(Data entries)
[START]
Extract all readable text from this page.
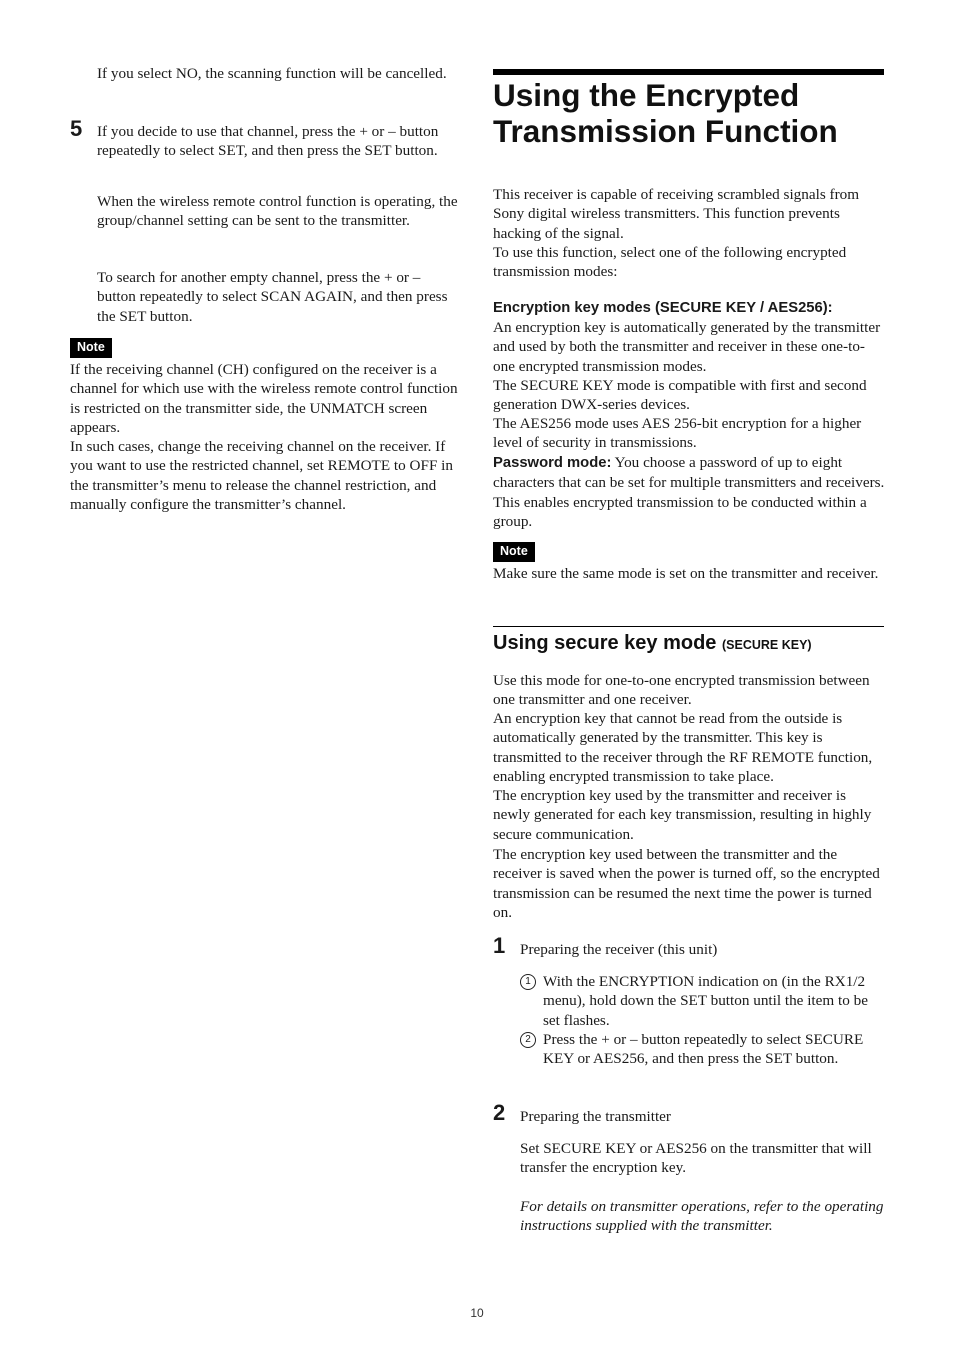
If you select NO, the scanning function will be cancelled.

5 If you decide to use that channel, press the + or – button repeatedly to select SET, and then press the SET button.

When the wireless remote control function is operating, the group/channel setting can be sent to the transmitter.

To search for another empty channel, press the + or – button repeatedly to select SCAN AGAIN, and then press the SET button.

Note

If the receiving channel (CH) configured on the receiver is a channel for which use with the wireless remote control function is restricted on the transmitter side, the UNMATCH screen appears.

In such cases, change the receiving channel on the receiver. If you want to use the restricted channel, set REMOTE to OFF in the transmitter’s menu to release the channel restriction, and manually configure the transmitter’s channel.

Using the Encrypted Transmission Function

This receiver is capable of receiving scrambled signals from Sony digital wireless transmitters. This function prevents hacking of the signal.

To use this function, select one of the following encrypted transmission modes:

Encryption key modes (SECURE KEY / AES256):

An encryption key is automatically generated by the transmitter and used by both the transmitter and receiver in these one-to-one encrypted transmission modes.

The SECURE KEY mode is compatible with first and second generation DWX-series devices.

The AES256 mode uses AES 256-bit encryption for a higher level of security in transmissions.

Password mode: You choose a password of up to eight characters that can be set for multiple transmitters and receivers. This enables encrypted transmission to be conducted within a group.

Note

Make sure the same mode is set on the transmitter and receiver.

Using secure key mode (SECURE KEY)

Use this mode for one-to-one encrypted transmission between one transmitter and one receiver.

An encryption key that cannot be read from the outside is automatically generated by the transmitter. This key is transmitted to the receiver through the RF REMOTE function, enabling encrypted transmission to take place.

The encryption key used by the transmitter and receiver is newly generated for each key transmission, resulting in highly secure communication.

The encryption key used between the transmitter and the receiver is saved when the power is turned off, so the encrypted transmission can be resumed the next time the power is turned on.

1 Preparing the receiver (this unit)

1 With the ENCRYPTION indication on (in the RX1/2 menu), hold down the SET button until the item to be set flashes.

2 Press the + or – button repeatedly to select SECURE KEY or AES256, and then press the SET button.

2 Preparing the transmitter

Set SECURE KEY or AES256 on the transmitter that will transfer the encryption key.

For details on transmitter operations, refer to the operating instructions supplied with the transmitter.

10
[END]
Exercise requirements: Each line above is to be copied verbatim. Drop any image from the copy.

Task response:
Extract all readable text from this page.
If you select NO, the scanning function will be cancelled.

5 If you decide to use that channel, press the + or – button repeatedly to select SET, and then press the SET button.

When the wireless remote control function is operating, the group/channel setting can be sent to the transmitter.

To search for another empty channel, press the + or – button repeatedly to select SCAN AGAIN, and then press the SET button.

Note

If the receiving channel (CH) configured on the receiver is a channel for which use with the wireless remote control function is restricted on the transmitter side, the UNMATCH screen appears.

In such cases, change the receiving channel on the receiver. If you want to use the restricted channel, set REMOTE to OFF in the transmitter’s menu to release the channel restriction, and manually configure the transmitter’s channel.

Using the Encrypted Transmission Function

This receiver is capable of receiving scrambled signals from Sony digital wireless transmitters. This function prevents hacking of the signal.

To use this function, select one of the following encrypted transmission modes:

Encryption key modes (SECURE KEY / AES256):

An encryption key is automatically generated by the transmitter and used by both the transmitter and receiver in these one-to-one encrypted transmission modes.

The SECURE KEY mode is compatible with first and second generation DWX-series devices.

The AES256 mode uses AES 256-bit encryption for a higher level of security in transmissions.

Password mode: You choose a password of up to eight characters that can be set for multiple transmitters and receivers. This enables encrypted transmission to be conducted within a group.

Note

Make sure the same mode is set on the transmitter and receiver.

Using secure key mode (SECURE KEY)

Use this mode for one-to-one encrypted transmission between one transmitter and one receiver.

An encryption key that cannot be read from the outside is automatically generated by the transmitter. This key is transmitted to the receiver through the RF REMOTE function, enabling encrypted transmission to take place.

The encryption key used by the transmitter and receiver is newly generated for each key transmission, resulting in highly secure communication.

The encryption key used between the transmitter and the receiver is saved when the power is turned off, so the encrypted transmission can be resumed the next time the power is turned on.

1 Preparing the receiver (this unit)

1 With the ENCRYPTION indication on (in the RX1/2 menu), hold down the SET button until the item to be set flashes.

2 Press the + or – button repeatedly to select SECURE KEY or AES256, and then press the SET button.

2 Preparing the transmitter

Set SECURE KEY or AES256 on the transmitter that will transfer the encryption key.

For details on transmitter operations, refer to the operating instructions supplied with the transmitter.

10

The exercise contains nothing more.